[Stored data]
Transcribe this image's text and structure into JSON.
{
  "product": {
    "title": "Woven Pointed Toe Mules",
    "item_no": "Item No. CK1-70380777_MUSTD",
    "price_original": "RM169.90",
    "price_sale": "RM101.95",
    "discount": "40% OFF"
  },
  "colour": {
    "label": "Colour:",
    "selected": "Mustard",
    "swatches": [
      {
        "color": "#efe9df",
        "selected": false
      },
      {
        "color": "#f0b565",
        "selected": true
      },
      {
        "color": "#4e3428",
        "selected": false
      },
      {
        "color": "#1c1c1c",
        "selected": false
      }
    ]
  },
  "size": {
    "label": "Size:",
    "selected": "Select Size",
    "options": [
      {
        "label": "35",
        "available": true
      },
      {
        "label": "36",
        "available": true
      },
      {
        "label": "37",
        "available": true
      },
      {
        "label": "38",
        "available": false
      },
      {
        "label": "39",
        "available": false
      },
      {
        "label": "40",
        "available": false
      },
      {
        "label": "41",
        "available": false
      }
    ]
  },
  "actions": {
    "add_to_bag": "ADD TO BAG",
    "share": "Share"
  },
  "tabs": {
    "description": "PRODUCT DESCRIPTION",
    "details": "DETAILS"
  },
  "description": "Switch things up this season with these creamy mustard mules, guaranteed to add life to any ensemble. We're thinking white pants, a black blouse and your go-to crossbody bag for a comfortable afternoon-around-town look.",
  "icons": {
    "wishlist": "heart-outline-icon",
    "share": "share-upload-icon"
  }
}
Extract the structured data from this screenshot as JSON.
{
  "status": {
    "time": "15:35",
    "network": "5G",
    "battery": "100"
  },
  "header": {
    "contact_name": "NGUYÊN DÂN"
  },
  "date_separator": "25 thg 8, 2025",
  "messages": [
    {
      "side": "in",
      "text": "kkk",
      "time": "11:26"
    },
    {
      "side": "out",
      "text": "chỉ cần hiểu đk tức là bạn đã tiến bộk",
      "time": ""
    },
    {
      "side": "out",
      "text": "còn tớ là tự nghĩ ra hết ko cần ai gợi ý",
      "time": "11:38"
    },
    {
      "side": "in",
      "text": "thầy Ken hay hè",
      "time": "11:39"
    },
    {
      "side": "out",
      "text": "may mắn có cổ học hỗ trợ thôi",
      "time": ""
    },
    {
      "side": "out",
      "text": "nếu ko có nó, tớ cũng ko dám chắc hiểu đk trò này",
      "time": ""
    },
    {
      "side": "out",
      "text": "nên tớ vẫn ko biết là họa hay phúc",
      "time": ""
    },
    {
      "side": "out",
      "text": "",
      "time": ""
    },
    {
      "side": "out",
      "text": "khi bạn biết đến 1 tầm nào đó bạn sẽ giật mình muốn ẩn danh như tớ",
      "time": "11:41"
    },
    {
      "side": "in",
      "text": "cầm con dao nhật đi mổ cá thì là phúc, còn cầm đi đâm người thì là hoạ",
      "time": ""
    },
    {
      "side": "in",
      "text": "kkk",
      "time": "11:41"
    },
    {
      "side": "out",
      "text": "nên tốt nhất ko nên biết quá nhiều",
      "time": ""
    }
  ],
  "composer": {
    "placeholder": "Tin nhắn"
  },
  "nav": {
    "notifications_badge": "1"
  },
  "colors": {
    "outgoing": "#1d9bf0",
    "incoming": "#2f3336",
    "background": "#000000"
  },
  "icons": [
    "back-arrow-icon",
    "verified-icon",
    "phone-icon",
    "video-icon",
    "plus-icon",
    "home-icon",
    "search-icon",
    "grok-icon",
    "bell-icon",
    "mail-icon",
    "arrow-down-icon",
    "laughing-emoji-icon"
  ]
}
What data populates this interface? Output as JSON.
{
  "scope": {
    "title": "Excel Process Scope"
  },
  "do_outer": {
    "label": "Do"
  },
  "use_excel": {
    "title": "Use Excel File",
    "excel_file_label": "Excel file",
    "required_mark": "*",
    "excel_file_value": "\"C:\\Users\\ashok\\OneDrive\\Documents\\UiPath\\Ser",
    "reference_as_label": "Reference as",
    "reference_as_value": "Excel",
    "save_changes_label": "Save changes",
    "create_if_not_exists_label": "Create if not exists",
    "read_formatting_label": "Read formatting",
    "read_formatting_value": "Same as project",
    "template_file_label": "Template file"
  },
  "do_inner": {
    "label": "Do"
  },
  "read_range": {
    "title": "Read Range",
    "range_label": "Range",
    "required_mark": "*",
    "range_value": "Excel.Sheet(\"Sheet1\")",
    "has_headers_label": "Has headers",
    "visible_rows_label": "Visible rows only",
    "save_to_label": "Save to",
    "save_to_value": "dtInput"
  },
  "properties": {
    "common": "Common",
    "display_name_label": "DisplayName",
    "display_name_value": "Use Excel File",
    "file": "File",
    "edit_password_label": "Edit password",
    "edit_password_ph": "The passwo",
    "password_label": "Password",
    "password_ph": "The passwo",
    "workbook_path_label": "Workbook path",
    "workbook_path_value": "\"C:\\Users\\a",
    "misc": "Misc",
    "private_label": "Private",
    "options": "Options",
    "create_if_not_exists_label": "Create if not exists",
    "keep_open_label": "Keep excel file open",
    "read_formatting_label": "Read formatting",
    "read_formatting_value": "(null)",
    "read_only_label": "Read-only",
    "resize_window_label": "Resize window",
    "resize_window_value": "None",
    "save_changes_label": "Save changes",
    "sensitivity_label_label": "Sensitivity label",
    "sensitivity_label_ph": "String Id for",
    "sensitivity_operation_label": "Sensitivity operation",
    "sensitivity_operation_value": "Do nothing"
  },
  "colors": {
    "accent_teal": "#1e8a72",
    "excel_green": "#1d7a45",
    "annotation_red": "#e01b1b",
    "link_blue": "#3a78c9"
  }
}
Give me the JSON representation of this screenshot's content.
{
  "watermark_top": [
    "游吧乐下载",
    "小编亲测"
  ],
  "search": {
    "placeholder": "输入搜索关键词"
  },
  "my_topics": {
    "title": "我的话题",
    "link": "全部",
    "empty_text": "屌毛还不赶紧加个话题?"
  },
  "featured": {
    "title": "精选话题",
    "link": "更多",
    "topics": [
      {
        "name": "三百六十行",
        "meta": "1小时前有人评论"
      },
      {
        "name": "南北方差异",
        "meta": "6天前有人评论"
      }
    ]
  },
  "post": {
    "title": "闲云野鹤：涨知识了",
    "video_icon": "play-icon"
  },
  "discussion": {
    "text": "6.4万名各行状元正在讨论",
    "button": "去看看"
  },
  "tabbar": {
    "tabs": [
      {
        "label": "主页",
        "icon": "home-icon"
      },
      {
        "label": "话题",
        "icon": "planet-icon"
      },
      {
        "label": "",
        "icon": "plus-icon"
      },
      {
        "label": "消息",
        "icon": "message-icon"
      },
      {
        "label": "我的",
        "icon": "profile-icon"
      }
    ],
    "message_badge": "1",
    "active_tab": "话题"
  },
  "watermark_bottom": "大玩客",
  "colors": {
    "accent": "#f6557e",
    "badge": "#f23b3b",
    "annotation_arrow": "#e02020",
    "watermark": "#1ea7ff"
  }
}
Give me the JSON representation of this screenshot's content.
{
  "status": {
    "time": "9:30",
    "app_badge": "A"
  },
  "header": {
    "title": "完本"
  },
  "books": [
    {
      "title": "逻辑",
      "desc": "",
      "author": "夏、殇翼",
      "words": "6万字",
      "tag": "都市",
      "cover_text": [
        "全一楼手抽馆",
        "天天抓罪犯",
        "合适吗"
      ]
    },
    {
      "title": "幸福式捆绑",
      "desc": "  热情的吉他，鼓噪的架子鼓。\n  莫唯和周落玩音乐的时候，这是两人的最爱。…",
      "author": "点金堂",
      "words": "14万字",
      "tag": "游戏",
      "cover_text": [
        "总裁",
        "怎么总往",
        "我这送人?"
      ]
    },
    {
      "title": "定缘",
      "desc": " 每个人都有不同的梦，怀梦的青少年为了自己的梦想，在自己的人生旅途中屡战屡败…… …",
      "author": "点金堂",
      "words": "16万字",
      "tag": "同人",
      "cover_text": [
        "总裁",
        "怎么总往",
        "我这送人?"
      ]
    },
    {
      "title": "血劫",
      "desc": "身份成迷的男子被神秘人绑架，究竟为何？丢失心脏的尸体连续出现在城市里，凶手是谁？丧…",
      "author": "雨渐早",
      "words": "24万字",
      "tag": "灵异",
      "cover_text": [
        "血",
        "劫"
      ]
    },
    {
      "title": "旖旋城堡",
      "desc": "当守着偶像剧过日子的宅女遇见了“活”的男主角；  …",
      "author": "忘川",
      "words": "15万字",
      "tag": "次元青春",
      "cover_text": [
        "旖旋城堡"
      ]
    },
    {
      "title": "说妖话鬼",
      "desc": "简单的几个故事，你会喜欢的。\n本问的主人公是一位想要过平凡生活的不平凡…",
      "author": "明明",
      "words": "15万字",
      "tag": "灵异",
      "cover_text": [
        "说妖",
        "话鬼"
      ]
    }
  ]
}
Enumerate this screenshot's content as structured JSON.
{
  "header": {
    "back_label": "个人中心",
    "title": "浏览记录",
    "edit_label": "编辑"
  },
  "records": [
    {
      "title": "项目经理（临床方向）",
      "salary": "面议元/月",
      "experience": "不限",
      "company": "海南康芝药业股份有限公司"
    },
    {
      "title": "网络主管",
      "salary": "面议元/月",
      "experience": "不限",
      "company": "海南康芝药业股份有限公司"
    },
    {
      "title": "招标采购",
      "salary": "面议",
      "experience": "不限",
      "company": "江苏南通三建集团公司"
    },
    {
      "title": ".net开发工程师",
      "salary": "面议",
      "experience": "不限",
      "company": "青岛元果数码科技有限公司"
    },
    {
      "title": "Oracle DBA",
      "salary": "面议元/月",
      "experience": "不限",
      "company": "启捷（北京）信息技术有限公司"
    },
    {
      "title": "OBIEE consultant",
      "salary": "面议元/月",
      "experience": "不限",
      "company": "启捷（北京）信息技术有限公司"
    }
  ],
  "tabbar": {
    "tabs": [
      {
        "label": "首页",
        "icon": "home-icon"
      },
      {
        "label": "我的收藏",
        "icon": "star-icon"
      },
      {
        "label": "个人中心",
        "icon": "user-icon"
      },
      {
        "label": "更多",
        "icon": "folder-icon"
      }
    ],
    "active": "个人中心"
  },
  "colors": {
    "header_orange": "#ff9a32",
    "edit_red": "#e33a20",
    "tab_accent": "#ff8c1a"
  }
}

◆ STATED PROBLEM: From the material above, count the lines that include "placeholder" and give only the total.

◆ RESPONSE TO THIS EXERCISE: 2